## Stated problem
Output each entry below as it stands, leaving out every picture.

## Given data
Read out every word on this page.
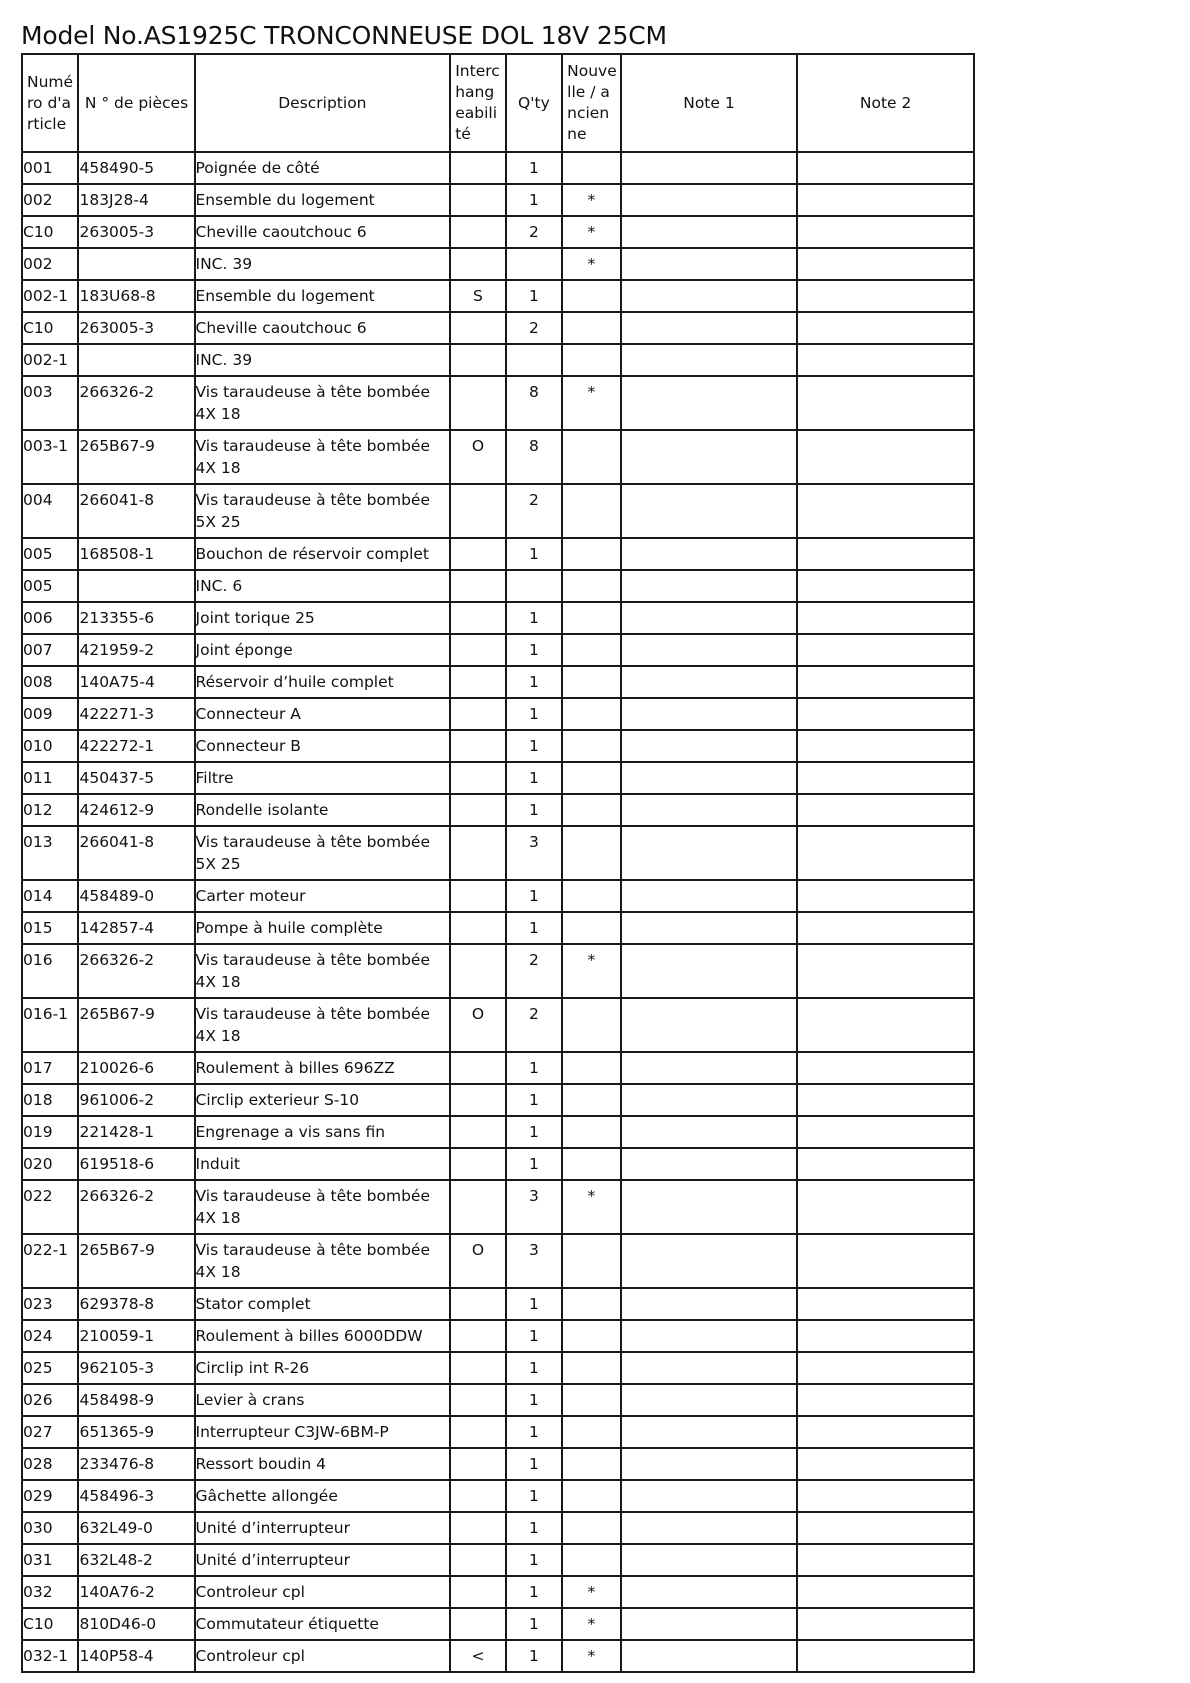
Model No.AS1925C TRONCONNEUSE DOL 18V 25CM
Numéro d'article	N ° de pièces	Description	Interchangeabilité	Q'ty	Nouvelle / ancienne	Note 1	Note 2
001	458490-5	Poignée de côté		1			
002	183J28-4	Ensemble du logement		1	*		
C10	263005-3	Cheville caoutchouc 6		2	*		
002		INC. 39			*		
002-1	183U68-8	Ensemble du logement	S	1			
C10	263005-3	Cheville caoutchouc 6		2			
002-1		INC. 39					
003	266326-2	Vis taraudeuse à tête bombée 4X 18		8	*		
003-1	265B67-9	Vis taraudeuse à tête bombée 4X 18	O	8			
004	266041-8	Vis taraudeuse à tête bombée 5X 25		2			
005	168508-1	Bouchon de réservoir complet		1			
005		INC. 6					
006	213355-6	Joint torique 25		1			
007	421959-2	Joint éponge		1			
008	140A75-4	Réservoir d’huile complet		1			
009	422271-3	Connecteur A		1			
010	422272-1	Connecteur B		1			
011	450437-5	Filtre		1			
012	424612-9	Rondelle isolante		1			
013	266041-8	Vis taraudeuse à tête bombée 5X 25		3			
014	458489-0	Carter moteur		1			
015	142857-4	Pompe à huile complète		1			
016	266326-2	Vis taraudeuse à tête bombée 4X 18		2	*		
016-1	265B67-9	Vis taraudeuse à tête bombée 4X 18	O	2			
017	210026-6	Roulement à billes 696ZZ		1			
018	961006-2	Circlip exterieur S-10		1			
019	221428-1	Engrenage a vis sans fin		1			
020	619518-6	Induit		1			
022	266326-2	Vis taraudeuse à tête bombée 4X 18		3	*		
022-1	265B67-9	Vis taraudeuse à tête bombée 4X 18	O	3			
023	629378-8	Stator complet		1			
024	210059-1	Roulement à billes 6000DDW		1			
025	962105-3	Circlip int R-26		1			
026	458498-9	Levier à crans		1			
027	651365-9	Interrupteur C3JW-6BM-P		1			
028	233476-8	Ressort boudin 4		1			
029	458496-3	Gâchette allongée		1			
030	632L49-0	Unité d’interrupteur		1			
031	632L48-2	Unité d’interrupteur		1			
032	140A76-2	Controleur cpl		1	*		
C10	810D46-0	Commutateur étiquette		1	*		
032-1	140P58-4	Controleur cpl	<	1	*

## Solution to the problem
Read out every word on this page.
Model No.AS1925C TRONCONNEUSE DOL 18V 25CM
Numéro d'article	N ° de pièces	Description	Interchangeabilité	Q'ty	Nouvelle / ancienne	Note 1	Note 2
001	458490-5	Poignée de côté		1			
002	183J28-4	Ensemble du logement		1	*		
C10	263005-3	Cheville caoutchouc 6		2	*		
002		INC. 39			*		
002-1	183U68-8	Ensemble du logement	S	1			
C10	263005-3	Cheville caoutchouc 6		2			
002-1		INC. 39					
003	266326-2	Vis taraudeuse à tête bombée 4X 18		8	*		
003-1	265B67-9	Vis taraudeuse à tête bombée 4X 18	O	8			
004	266041-8	Vis taraudeuse à tête bombée 5X 25		2			
005	168508-1	Bouchon de réservoir complet		1			
005		INC. 6					
006	213355-6	Joint torique 25		1			
007	421959-2	Joint éponge		1			
008	140A75-4	Réservoir d’huile complet		1			
009	422271-3	Connecteur A		1			
010	422272-1	Connecteur B		1			
011	450437-5	Filtre		1			
012	424612-9	Rondelle isolante		1			
013	266041-8	Vis taraudeuse à tête bombée 5X 25		3			
014	458489-0	Carter moteur		1			
015	142857-4	Pompe à huile complète		1			
016	266326-2	Vis taraudeuse à tête bombée 4X 18		2	*		
016-1	265B67-9	Vis taraudeuse à tête bombée 4X 18	O	2			
017	210026-6	Roulement à billes 696ZZ		1			
018	961006-2	Circlip exterieur S-10		1			
019	221428-1	Engrenage a vis sans fin		1			
020	619518-6	Induit		1			
022	266326-2	Vis taraudeuse à tête bombée 4X 18		3	*		
022-1	265B67-9	Vis taraudeuse à tête bombée 4X 18	O	3			
023	629378-8	Stator complet		1			
024	210059-1	Roulement à billes 6000DDW		1			
025	962105-3	Circlip int R-26		1			
026	458498-9	Levier à crans		1			
027	651365-9	Interrupteur C3JW-6BM-P		1			
028	233476-8	Ressort boudin 4		1			
029	458496-3	Gâchette allongée		1			
030	632L49-0	Unité d’interrupteur		1			
031	632L48-2	Unité d’interrupteur		1			
032	140A76-2	Controleur cpl		1	*		
C10	810D46-0	Commutateur étiquette		1	*		
032-1	140P58-4	Controleur cpl	<	1	*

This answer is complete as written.